» Exercise goal: Extract, from the records beneath this instruction, each line that contains the word "function".

>>

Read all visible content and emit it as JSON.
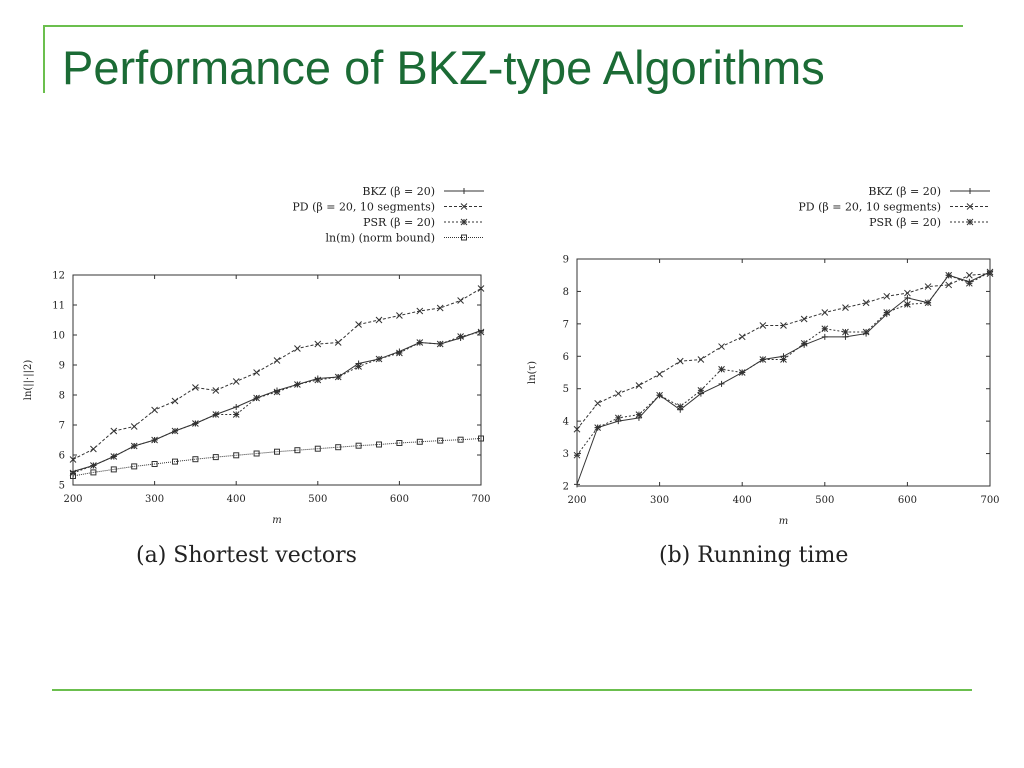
{
  "slide": {
    "title": "Performance of BKZ-type Algorithms",
    "accent_color": "#1b6b35",
    "rule_color": "#6bbf4e"
  },
  "chart_data": [
    {
      "type": "line",
      "caption": "(a) Shortest vectors",
      "xlabel": "m",
      "ylabel": "ln(||·||2)",
      "xlim": [
        200,
        700
      ],
      "ylim": [
        5,
        12
      ],
      "xticks": [
        200,
        300,
        400,
        500,
        600,
        700
      ],
      "yticks": [
        5,
        6,
        7,
        8,
        9,
        10,
        11,
        12
      ],
      "legend_position": "top-right",
      "x": [
        200,
        225,
        250,
        275,
        300,
        325,
        350,
        375,
        400,
        425,
        450,
        475,
        500,
        525,
        550,
        575,
        600,
        625,
        650,
        675,
        700
      ],
      "series": [
        {
          "name": "BKZ (β = 20)",
          "marker": "+",
          "dash": "",
          "values": [
            5.45,
            5.65,
            5.95,
            6.3,
            6.5,
            6.8,
            7.05,
            7.35,
            7.6,
            7.9,
            8.15,
            8.35,
            8.55,
            8.6,
            9.05,
            9.2,
            9.45,
            9.75,
            9.7,
            9.9,
            10.15
          ]
        },
        {
          "name": "PD (β = 20, 10 segments)",
          "marker": "x",
          "dash": "3,2",
          "values": [
            5.85,
            6.2,
            6.8,
            6.95,
            7.5,
            7.8,
            8.25,
            8.15,
            8.45,
            8.75,
            9.15,
            9.55,
            9.7,
            9.75,
            10.35,
            10.5,
            10.65,
            10.8,
            10.9,
            11.15,
            11.55
          ]
        },
        {
          "name": "PSR (β = 20)",
          "marker": "*",
          "dash": "2,2",
          "values": [
            5.4,
            5.65,
            5.95,
            6.3,
            6.5,
            6.8,
            7.05,
            7.35,
            7.35,
            7.9,
            8.1,
            8.35,
            8.5,
            8.6,
            8.95,
            9.2,
            9.4,
            9.75,
            9.7,
            9.95,
            10.1
          ]
        },
        {
          "name": "ln(m) (norm bound)",
          "marker": "square",
          "dash": "1,1",
          "values": [
            5.3,
            5.42,
            5.52,
            5.62,
            5.7,
            5.78,
            5.86,
            5.93,
            5.99,
            6.05,
            6.11,
            6.16,
            6.21,
            6.26,
            6.31,
            6.35,
            6.4,
            6.44,
            6.48,
            6.51,
            6.55
          ]
        }
      ]
    },
    {
      "type": "line",
      "caption": "(b) Running time",
      "xlabel": "m",
      "ylabel": "ln(τ)",
      "xlim": [
        200,
        700
      ],
      "ylim": [
        2,
        9
      ],
      "xticks": [
        200,
        300,
        400,
        500,
        600,
        700
      ],
      "yticks": [
        2,
        3,
        4,
        5,
        6,
        7,
        8,
        9
      ],
      "legend_position": "top-right",
      "x": [
        200,
        225,
        250,
        275,
        300,
        325,
        350,
        375,
        400,
        425,
        450,
        475,
        500,
        525,
        550,
        575,
        600,
        625,
        650,
        675,
        700
      ],
      "series": [
        {
          "name": "BKZ (β = 20)",
          "marker": "+",
          "dash": "",
          "values": [
            2.05,
            3.8,
            4.0,
            4.1,
            4.8,
            4.35,
            4.85,
            5.15,
            5.5,
            5.9,
            6.0,
            6.35,
            6.6,
            6.6,
            6.7,
            7.3,
            7.8,
            7.65,
            8.5,
            8.3,
            8.6
          ]
        },
        {
          "name": "PD (β = 20, 10 segments)",
          "marker": "x",
          "dash": "3,2",
          "values": [
            3.75,
            4.55,
            4.85,
            5.1,
            5.45,
            5.85,
            5.9,
            6.3,
            6.6,
            6.95,
            6.95,
            7.15,
            7.35,
            7.5,
            7.65,
            7.85,
            7.95,
            8.15,
            8.2,
            8.5,
            8.55
          ]
        },
        {
          "name": "PSR (β = 20)",
          "marker": "*",
          "dash": "2,2",
          "values": [
            2.95,
            3.8,
            4.1,
            4.2,
            4.8,
            4.45,
            4.95,
            5.6,
            5.5,
            5.9,
            5.9,
            6.4,
            6.85,
            6.75,
            6.75,
            7.35,
            7.6,
            7.65,
            8.5,
            8.25,
            8.6
          ]
        }
      ]
    }
  ]
}
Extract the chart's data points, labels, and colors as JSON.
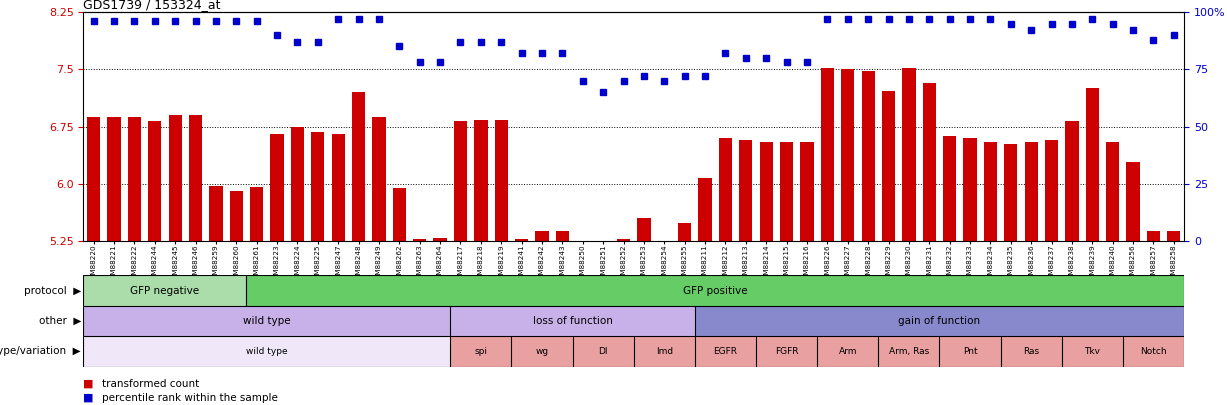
{
  "title": "GDS1739 / 153324_at",
  "sample_labels": [
    "GSM88220",
    "GSM88221",
    "GSM88222",
    "GSM88244",
    "GSM88245",
    "GSM88246",
    "GSM88259",
    "GSM88260",
    "GSM88261",
    "GSM88223",
    "GSM88224",
    "GSM88225",
    "GSM88247",
    "GSM88248",
    "GSM88249",
    "GSM88262",
    "GSM88263",
    "GSM88264",
    "GSM88217",
    "GSM88218",
    "GSM88219",
    "GSM88241",
    "GSM88242",
    "GSM88243",
    "GSM88250",
    "GSM88251",
    "GSM88252",
    "GSM88253",
    "GSM88254",
    "GSM88255",
    "GSM88211",
    "GSM88212",
    "GSM88213",
    "GSM88214",
    "GSM88215",
    "GSM88216",
    "GSM88226",
    "GSM88227",
    "GSM88228",
    "GSM88229",
    "GSM88230",
    "GSM88231",
    "GSM88232",
    "GSM88233",
    "GSM88234",
    "GSM88235",
    "GSM88236",
    "GSM88237",
    "GSM88238",
    "GSM88239",
    "GSM88240",
    "GSM88256",
    "GSM88257",
    "GSM88258"
  ],
  "bar_values": [
    6.87,
    6.87,
    6.87,
    6.82,
    6.9,
    6.9,
    5.97,
    5.91,
    5.96,
    6.65,
    6.75,
    6.68,
    6.65,
    7.2,
    6.88,
    5.95,
    5.27,
    5.29,
    6.82,
    6.83,
    6.83,
    5.28,
    5.38,
    5.38,
    5.17,
    5.1,
    5.27,
    5.55,
    5.18,
    5.48,
    6.07,
    6.6,
    6.57,
    6.55,
    6.55,
    6.55,
    7.52,
    7.5,
    7.48,
    7.22,
    7.52,
    7.32,
    6.62,
    6.6,
    6.55,
    6.52,
    6.55,
    6.57,
    6.82,
    7.25,
    6.55,
    6.28,
    5.38,
    5.38
  ],
  "dot_values": [
    96,
    96,
    96,
    96,
    96,
    96,
    96,
    96,
    96,
    90,
    87,
    87,
    97,
    97,
    97,
    85,
    78,
    78,
    87,
    87,
    87,
    82,
    82,
    82,
    70,
    65,
    70,
    72,
    70,
    72,
    72,
    82,
    80,
    80,
    78,
    78,
    97,
    97,
    97,
    97,
    97,
    97,
    97,
    97,
    97,
    95,
    92,
    95,
    95,
    97,
    95,
    92,
    88,
    90
  ],
  "ylim_left": [
    5.25,
    8.25
  ],
  "ylim_right": [
    0,
    100
  ],
  "yticks_left": [
    5.25,
    6.0,
    6.75,
    7.5,
    8.25
  ],
  "yticks_right": [
    0,
    25,
    50,
    75,
    100
  ],
  "bar_color": "#cc0000",
  "dot_color": "#0000cc",
  "hline_values": [
    6.0,
    6.75,
    7.5
  ],
  "protocol_split": 8,
  "protocol_neg_color": "#aaddaa",
  "protocol_pos_color": "#66cc66",
  "wt_color": "#c8b0e8",
  "loss_color": "#c8b0e8",
  "gain_color": "#8888cc",
  "geno_wt_color": "#f0e8f8",
  "geno_mut_color": "#e8a0a0",
  "other_groups": [
    {
      "label": "wild type",
      "start": 0,
      "end": 18
    },
    {
      "label": "loss of function",
      "start": 18,
      "end": 30
    },
    {
      "label": "gain of function",
      "start": 30,
      "end": 54
    }
  ],
  "genotype_groups": [
    {
      "label": "wild type",
      "start": 0,
      "end": 18,
      "is_wt": true
    },
    {
      "label": "spi",
      "start": 18,
      "end": 21,
      "is_wt": false
    },
    {
      "label": "wg",
      "start": 21,
      "end": 24,
      "is_wt": false
    },
    {
      "label": "Dl",
      "start": 24,
      "end": 27,
      "is_wt": false
    },
    {
      "label": "Imd",
      "start": 27,
      "end": 30,
      "is_wt": false
    },
    {
      "label": "EGFR",
      "start": 30,
      "end": 33,
      "is_wt": false
    },
    {
      "label": "FGFR",
      "start": 33,
      "end": 36,
      "is_wt": false
    },
    {
      "label": "Arm",
      "start": 36,
      "end": 39,
      "is_wt": false
    },
    {
      "label": "Arm, Ras",
      "start": 39,
      "end": 42,
      "is_wt": false
    },
    {
      "label": "Pnt",
      "start": 42,
      "end": 45,
      "is_wt": false
    },
    {
      "label": "Ras",
      "start": 45,
      "end": 48,
      "is_wt": false
    },
    {
      "label": "Tkv",
      "start": 48,
      "end": 51,
      "is_wt": false
    },
    {
      "label": "Notch",
      "start": 51,
      "end": 54,
      "is_wt": false
    }
  ]
}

<<

» Exercise output:
      "label": "loss of function",
      "label": "gain of function",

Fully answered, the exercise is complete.